Data items:
*-*-*

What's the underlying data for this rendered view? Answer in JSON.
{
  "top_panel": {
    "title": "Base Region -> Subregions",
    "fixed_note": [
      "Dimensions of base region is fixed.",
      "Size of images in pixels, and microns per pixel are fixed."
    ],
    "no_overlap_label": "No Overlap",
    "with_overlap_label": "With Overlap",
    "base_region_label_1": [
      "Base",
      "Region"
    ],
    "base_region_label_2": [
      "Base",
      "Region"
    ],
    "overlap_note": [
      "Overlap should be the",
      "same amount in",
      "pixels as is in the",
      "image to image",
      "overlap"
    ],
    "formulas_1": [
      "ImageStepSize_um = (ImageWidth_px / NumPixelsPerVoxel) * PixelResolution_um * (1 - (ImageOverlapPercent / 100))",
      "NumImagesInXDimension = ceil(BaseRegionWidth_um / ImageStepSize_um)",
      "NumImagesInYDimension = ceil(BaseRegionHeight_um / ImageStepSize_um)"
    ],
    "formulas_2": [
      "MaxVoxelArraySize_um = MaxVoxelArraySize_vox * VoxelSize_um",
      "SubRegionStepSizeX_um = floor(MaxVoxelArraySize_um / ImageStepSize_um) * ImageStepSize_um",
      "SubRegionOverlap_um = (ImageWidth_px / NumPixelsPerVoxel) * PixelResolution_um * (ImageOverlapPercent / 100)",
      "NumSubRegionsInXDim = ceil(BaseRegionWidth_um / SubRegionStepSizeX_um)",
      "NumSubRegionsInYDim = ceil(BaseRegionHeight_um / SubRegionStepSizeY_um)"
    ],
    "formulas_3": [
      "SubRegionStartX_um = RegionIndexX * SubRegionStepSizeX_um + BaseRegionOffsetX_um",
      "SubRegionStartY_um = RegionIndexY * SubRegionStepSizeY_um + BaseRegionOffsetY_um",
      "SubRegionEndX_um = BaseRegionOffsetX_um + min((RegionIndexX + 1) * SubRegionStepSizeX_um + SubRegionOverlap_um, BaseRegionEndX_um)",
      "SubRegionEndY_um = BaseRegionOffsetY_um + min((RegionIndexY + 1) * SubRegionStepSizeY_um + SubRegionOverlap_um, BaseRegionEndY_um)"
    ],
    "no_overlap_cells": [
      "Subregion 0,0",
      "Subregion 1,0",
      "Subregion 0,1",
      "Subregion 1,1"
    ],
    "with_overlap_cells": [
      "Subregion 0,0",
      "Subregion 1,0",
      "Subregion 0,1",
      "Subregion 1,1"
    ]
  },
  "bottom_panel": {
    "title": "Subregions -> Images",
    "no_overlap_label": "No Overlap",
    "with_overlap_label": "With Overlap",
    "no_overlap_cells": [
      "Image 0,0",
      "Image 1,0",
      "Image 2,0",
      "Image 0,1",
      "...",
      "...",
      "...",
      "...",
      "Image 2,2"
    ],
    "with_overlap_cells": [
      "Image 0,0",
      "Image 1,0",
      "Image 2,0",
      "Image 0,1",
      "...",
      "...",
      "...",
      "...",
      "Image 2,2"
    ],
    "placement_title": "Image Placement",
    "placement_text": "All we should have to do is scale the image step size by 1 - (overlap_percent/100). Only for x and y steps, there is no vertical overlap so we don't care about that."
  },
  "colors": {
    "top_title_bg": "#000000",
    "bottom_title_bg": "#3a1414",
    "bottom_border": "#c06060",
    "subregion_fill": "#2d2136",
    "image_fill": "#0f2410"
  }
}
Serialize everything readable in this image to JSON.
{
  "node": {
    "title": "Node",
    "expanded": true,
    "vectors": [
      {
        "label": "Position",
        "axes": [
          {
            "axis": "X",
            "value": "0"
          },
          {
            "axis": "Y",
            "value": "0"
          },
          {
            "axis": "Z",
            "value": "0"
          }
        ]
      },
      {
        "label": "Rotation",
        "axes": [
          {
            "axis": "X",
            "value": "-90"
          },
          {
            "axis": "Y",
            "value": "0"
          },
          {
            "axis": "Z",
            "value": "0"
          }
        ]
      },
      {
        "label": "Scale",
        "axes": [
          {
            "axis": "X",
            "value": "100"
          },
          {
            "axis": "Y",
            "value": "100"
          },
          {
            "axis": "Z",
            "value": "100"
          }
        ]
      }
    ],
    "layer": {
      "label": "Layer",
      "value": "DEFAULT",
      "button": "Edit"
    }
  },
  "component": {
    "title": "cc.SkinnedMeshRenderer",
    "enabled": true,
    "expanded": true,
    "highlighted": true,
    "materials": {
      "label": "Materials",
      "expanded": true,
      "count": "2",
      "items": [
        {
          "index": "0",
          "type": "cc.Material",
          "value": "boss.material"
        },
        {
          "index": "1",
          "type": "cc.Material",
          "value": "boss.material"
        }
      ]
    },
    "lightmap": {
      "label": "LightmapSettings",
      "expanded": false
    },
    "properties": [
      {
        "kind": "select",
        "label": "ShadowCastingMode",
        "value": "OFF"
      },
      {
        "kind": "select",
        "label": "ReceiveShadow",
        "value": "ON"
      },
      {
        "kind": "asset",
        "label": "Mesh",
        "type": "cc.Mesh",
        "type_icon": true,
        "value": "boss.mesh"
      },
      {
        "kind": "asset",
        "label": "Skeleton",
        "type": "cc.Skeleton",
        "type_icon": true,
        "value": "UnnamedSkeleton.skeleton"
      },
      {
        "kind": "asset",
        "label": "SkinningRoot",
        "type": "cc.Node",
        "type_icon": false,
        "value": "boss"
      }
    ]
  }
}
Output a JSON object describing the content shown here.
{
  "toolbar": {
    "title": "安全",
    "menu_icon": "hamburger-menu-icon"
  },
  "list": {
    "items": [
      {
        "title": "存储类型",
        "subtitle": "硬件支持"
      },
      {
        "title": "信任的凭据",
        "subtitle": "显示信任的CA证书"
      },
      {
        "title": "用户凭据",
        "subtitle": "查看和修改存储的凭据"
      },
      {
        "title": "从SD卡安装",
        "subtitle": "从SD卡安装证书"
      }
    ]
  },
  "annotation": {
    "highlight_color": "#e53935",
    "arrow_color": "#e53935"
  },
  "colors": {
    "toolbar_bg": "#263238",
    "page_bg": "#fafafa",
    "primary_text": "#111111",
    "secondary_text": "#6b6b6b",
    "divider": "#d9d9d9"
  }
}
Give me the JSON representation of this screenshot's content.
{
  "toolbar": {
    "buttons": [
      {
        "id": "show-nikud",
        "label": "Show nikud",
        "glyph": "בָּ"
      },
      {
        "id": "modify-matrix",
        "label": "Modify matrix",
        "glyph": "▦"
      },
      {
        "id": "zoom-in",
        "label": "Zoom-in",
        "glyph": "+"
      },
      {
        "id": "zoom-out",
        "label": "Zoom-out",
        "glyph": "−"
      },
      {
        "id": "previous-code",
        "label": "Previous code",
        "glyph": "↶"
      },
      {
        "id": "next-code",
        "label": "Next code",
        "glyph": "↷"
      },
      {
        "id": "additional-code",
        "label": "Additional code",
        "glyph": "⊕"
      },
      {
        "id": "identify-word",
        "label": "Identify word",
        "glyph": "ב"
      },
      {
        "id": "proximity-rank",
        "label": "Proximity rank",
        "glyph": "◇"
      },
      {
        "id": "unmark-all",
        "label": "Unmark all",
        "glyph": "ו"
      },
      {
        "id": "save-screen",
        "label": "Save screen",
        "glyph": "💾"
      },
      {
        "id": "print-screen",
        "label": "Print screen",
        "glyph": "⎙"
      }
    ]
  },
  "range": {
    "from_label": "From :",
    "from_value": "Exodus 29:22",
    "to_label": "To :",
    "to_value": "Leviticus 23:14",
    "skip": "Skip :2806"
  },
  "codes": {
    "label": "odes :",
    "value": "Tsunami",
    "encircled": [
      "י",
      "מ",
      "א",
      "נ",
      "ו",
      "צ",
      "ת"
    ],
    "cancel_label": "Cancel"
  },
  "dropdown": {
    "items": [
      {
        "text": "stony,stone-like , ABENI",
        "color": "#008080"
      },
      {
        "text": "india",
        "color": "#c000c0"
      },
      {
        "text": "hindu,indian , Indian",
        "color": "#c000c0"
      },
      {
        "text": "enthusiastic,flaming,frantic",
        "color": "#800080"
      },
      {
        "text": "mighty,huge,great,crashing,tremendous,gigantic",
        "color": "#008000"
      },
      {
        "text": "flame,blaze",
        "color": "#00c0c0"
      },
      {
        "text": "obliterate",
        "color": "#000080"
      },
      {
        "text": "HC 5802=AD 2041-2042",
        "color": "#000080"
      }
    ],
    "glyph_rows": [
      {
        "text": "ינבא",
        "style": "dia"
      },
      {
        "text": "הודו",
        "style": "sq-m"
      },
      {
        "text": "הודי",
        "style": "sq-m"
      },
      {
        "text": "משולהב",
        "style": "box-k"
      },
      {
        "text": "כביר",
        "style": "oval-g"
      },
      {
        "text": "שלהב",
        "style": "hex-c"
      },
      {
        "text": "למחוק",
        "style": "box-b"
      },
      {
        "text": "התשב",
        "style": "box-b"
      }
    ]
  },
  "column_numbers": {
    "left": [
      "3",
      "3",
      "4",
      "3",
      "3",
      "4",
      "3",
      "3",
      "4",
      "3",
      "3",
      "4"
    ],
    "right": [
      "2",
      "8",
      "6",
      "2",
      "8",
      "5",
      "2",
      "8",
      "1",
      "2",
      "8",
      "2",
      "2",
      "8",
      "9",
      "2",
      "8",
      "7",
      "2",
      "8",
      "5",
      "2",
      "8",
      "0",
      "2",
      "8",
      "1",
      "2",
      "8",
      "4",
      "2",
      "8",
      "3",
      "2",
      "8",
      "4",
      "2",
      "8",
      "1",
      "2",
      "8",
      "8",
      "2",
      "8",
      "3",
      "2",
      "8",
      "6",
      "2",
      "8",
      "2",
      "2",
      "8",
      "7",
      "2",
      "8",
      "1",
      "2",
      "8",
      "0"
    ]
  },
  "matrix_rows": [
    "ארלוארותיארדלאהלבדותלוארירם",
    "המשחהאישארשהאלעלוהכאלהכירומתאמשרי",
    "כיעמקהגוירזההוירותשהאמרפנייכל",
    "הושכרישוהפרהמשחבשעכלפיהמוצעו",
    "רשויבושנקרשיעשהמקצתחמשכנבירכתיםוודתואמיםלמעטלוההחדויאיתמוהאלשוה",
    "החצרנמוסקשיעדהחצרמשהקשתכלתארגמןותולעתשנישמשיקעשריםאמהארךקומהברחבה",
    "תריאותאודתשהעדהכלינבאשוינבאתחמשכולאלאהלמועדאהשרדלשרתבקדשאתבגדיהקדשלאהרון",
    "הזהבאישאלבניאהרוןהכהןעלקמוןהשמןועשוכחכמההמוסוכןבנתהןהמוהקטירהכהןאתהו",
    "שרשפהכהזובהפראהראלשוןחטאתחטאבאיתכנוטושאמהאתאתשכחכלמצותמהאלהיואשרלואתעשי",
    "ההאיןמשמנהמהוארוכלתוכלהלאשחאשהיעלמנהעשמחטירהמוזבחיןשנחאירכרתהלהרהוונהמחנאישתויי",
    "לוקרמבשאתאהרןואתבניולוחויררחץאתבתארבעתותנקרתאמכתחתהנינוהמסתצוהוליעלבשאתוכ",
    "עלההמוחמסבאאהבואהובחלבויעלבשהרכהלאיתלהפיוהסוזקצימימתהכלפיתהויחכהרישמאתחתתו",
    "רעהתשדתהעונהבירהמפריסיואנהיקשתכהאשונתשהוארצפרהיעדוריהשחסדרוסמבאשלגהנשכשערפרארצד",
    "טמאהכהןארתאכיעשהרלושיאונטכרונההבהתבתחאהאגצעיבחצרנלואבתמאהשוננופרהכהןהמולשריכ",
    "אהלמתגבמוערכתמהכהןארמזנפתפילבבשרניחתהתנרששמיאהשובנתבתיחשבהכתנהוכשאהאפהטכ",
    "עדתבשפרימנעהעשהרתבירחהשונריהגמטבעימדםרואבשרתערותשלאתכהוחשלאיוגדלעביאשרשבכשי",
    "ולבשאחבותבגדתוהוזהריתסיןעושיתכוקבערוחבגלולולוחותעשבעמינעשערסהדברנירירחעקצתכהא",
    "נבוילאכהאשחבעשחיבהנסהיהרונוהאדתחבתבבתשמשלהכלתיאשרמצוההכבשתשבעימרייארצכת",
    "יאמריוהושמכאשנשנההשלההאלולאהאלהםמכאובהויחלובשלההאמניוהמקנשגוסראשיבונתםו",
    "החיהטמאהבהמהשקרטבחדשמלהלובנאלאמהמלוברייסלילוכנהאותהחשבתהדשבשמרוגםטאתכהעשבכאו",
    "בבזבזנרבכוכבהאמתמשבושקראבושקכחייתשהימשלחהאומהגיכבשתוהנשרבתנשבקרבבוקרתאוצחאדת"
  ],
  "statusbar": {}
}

*-*-*

Locate the lines above that hold the word "should". Show every one of them.

      "Overlap should be the",
    "placement_text": "All we should have to do is scale the image step size by 1 - (overlap_percent/100). Only for x and y steps, there is no vertical overlap so we don't care about that."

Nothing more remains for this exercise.